Pick out the lines containing "suffix".

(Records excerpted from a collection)

#####

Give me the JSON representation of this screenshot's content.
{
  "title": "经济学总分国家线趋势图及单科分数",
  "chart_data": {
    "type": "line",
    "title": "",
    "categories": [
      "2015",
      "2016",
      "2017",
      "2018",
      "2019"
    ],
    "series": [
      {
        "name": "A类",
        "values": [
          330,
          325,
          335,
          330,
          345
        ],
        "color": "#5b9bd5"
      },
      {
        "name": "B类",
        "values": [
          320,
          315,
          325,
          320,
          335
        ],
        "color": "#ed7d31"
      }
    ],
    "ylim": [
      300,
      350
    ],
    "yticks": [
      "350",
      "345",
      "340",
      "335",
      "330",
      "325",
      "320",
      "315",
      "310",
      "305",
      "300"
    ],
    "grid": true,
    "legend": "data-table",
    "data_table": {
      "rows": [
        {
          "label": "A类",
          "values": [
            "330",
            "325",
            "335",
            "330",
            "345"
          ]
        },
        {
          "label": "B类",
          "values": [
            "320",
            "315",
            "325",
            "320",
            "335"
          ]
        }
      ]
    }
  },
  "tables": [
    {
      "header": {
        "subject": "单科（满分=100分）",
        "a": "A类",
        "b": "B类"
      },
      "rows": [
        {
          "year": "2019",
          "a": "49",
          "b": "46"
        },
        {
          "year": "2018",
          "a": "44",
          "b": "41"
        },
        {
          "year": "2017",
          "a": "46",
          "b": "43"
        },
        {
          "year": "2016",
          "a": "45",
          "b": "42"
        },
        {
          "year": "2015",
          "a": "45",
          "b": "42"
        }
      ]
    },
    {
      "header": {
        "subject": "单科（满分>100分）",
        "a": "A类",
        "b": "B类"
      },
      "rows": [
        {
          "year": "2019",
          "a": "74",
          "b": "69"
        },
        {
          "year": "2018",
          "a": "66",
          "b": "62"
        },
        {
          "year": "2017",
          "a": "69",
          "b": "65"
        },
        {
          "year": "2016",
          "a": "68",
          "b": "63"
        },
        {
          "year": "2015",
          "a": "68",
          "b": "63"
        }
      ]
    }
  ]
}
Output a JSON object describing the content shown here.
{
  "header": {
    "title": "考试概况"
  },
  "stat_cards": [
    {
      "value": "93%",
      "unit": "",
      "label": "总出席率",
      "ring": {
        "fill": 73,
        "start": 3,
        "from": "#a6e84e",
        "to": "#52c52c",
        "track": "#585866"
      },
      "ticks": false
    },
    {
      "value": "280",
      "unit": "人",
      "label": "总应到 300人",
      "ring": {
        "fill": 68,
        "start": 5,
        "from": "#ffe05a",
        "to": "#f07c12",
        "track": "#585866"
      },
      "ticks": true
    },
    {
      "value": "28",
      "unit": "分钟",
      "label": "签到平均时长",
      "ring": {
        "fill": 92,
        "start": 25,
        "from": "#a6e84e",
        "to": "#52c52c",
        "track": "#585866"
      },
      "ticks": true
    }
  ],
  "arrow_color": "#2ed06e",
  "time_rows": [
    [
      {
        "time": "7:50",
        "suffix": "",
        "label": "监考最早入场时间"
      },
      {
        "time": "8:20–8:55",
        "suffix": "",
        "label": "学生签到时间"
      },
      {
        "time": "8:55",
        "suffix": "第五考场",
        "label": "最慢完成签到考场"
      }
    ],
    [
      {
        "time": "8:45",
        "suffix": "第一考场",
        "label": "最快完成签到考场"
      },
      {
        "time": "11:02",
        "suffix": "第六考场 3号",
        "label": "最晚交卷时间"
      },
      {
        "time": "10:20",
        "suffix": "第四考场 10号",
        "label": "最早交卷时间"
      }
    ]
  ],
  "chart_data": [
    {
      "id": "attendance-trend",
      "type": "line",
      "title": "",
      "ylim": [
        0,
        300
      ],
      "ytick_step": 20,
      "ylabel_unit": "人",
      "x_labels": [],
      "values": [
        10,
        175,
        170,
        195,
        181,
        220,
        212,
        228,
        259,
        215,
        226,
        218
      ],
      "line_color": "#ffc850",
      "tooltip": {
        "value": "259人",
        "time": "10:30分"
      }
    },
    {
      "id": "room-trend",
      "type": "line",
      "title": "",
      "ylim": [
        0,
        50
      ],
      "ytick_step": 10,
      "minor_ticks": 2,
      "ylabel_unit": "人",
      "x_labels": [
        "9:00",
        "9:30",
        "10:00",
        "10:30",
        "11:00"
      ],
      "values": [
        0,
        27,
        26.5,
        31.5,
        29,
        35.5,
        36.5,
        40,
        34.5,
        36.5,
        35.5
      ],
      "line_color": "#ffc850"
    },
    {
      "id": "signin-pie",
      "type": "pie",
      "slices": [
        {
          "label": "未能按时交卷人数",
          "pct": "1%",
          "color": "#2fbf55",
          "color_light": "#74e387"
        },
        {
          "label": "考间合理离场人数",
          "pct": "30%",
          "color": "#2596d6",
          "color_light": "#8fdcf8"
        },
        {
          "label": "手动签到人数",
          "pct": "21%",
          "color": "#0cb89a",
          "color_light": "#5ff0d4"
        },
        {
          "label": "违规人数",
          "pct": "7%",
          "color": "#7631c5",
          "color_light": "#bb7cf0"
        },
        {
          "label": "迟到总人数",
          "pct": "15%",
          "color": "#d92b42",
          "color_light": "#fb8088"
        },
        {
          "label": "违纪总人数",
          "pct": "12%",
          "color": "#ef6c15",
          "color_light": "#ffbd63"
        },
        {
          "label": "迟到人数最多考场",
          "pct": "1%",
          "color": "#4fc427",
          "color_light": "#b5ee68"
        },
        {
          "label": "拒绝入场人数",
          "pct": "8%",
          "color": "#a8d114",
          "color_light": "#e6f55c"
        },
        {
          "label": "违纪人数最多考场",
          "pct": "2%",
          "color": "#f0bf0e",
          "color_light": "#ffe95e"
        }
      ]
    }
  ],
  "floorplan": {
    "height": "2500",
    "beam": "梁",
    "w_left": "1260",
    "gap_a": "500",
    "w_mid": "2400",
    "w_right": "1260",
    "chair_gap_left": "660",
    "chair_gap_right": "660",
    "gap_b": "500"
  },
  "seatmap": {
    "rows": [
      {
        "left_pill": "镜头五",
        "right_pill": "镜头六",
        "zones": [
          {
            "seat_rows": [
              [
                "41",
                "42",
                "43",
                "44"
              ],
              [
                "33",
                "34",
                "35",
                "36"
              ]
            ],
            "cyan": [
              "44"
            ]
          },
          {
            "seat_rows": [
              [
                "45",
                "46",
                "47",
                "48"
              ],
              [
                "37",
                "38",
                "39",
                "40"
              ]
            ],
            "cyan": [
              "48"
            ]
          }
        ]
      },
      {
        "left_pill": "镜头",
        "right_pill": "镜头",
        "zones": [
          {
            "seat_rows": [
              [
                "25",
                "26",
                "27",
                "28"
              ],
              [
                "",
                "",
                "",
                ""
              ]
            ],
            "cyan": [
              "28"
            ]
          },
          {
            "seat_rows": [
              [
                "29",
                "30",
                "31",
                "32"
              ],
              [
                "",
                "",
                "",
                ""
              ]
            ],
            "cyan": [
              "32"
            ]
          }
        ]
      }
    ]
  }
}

#####

*Answer in full*:
        "suffix": "",
        "suffix": "",
        "suffix": "第五考场",
        "suffix": "第一考场",
        "suffix": "第六考场 3号",
        "suffix": "第四考场 10号",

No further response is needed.